#### EXERCISE TASK
Each line that includes the word "Croquis" counts once; give the total and nothing more.

——————————

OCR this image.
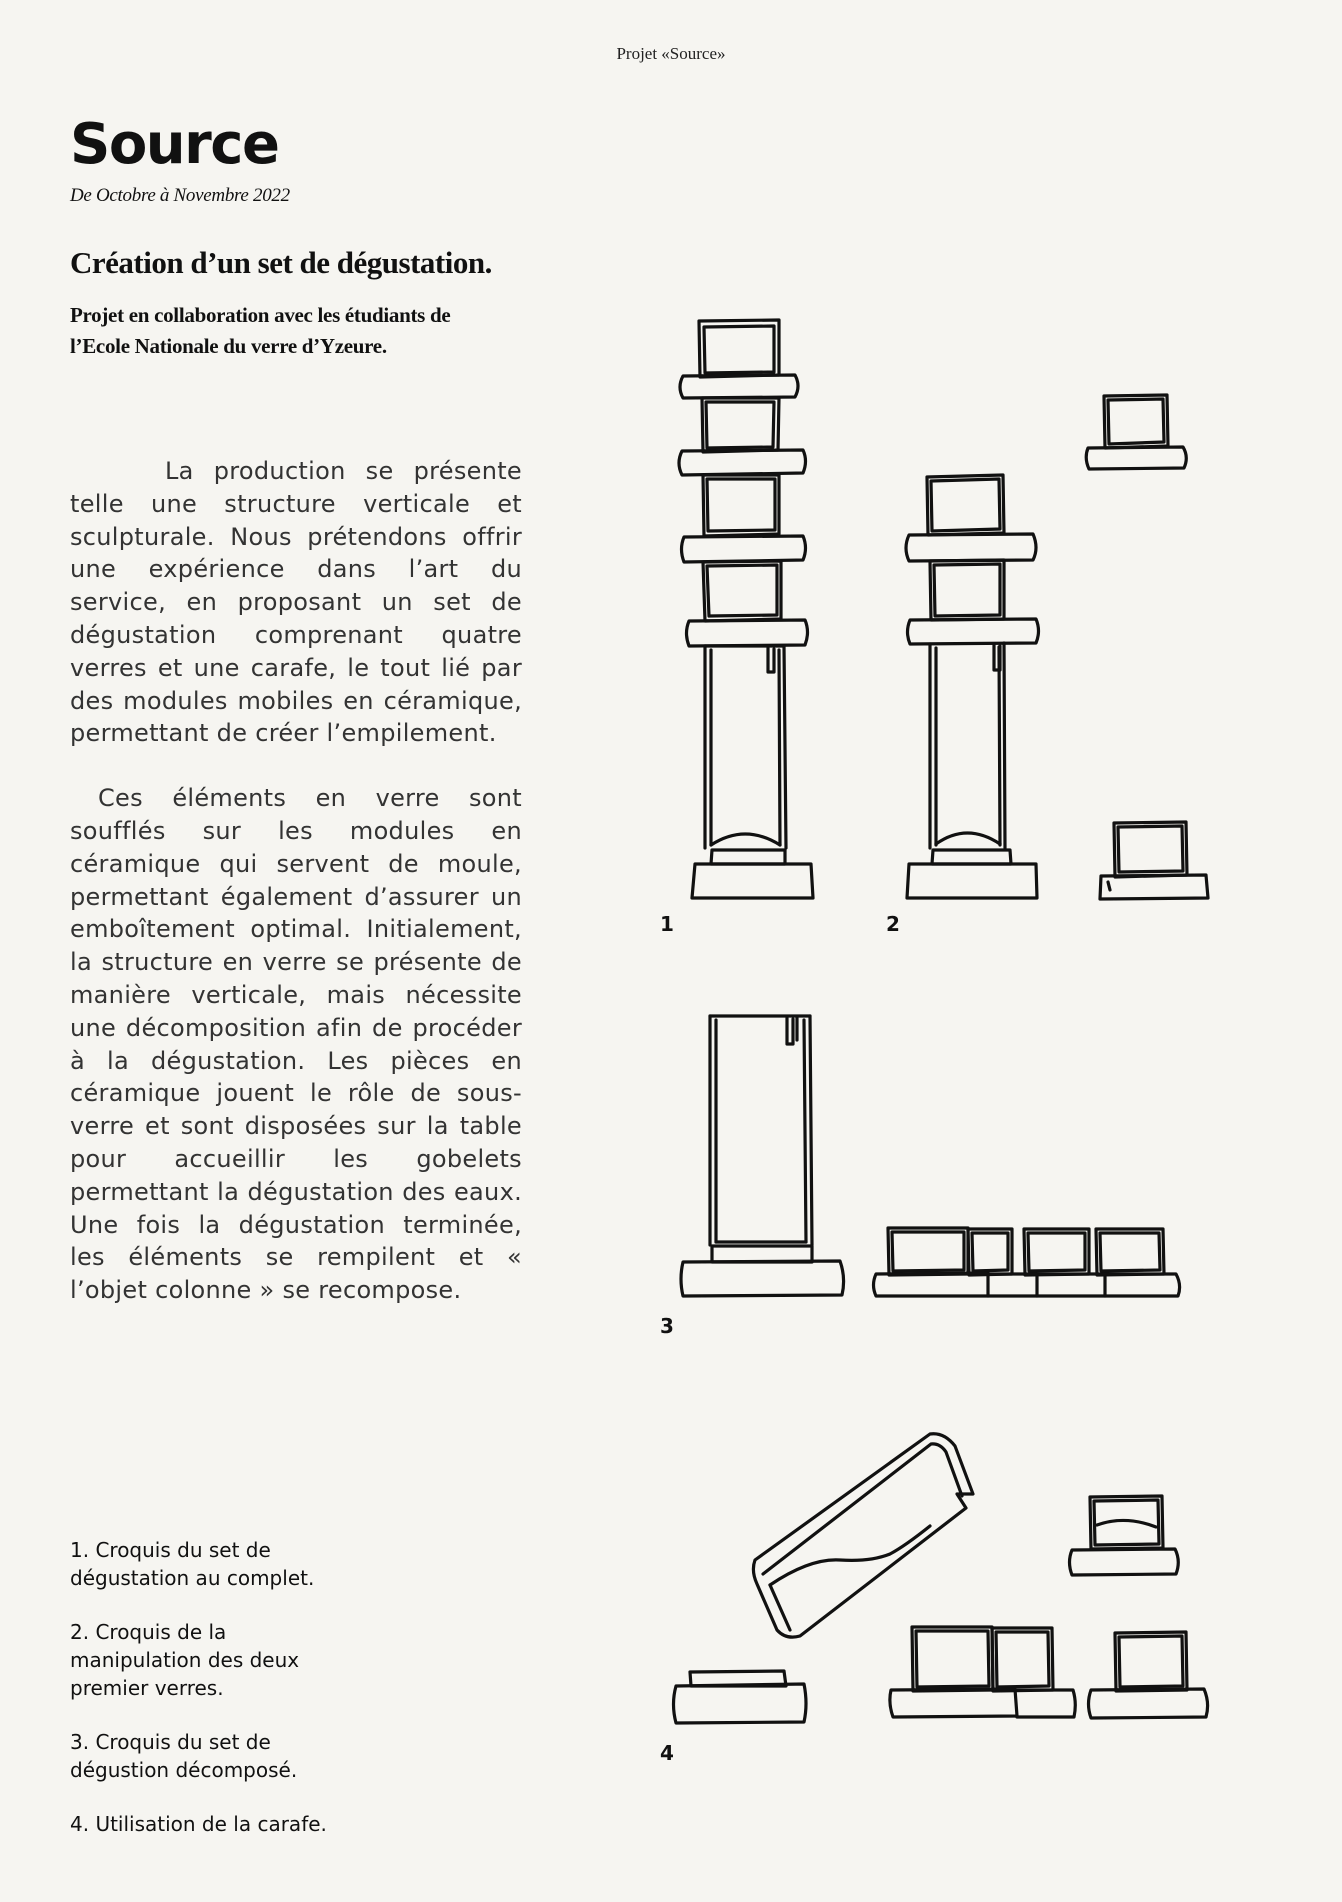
Projet «Source»
Source
De Octobre à Novembre 2022
Création d’un set de dégustation.
Projet en collaboration avec les étudiants de
l’Ecole Nationale du verre d’Yzeure.

La production se présente telle une structure verticale et sculpturale. Nous prétendons offrir une expérience dans l’art du service, en proposant un set de dégustation comprenant quatre verres et une carafe, le tout lié par des modules mobiles en céramique, permettant de créer l’empilement.

Ces éléments en verre sont soufflés sur les modules en céramique qui servent de moule, permettant également d’assurer un emboîtement optimal. Initialement, la structure en verre se présente de manière verticale, mais nécessite une décomposition afin de procéder à la dégustation. Les pièces en céramique jouent le rôle de sous-verre et sont disposées sur la table pour accueillir les gobelets permettant la dégustation des eaux. Une fois la dégustation terminée, les éléments se rempilent et « l’objet colonne » se recompose.

1. Croquis du set de
dégustation au complet.

2. Croquis de la
manipulation des deux
premier verres.

3. Croquis du set de
dégustion décomposé.

4. Utilisation de la carafe.

1	2
3
4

——————————

#### FULL ANSWER
3